(Records)
>> start

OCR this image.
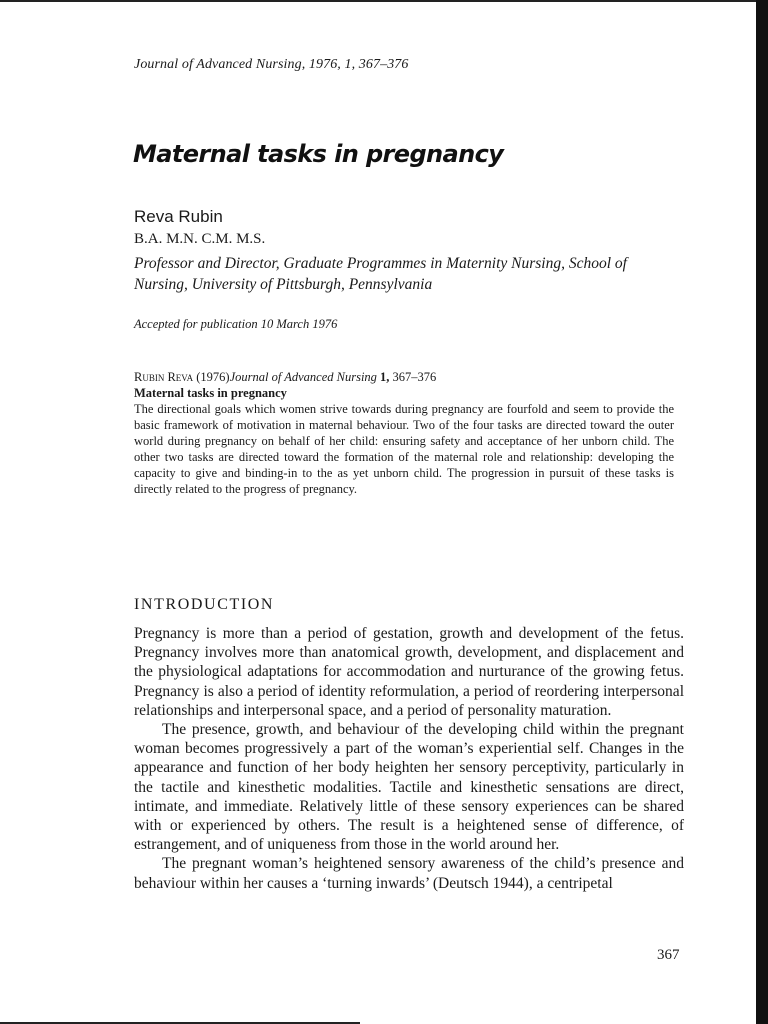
Journal of Advanced Nursing, 1976, 1, 367–376
Maternal tasks in pregnancy
Reva Rubin
B.A. M.N. C.M. M.S.
Professor and Director, Graduate Programmes in Maternity Nursing, School of Nursing, University of Pittsburgh, Pennsylvania
Accepted for publication 10 March 1976
Rubin Reva (1976)Journal of Advanced Nursing 1, 367–376
Maternal tasks in pregnancy
The directional goals which women strive towards during pregnancy are fourfold and seem to provide the basic framework of motivation in maternal behaviour. Two of the four tasks are directed toward the outer world during pregnancy on behalf of her child: ensuring safety and acceptance of her unborn child. The other two tasks are directed toward the formation of the maternal role and relationship: developing the capacity to give and binding-in to the as yet unborn child. The progression in pursuit of these tasks is directly related to the progress of pregnancy.
INTRODUCTION

Pregnancy is more than a period of gestation, growth and development of the fetus. Pregnancy involves more than anatomical growth, development, and displacement and the physiological adaptations for accommodation and nurturance of the growing fetus. Pregnancy is also a period of identity reformulation, a period of reordering interpersonal relationships and interpersonal space, and a period of personality maturation.

The presence, growth, and behaviour of the developing child within the pregnant woman becomes progressively a part of the woman’s experiential self. Changes in the appearance and function of her body heighten her sensory perceptivity, particularly in the tactile and kinesthetic modalities. Tactile and kinesthetic sensations are direct, intimate, and immediate. Relatively little of these sensory experiences can be shared with or experienced by others. The result is a heightened sense of difference, of estrangement, and of uniqueness from those in the world around her.

The pregnant woman’s heightened sensory awareness of the child’s presence and behaviour within her causes a ‘turning inwards’ (Deutsch 1944), a centripetal

367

>> end

(Given task) Count the lines of the material that include the word "Advanced", then report only the total.

(The output) 2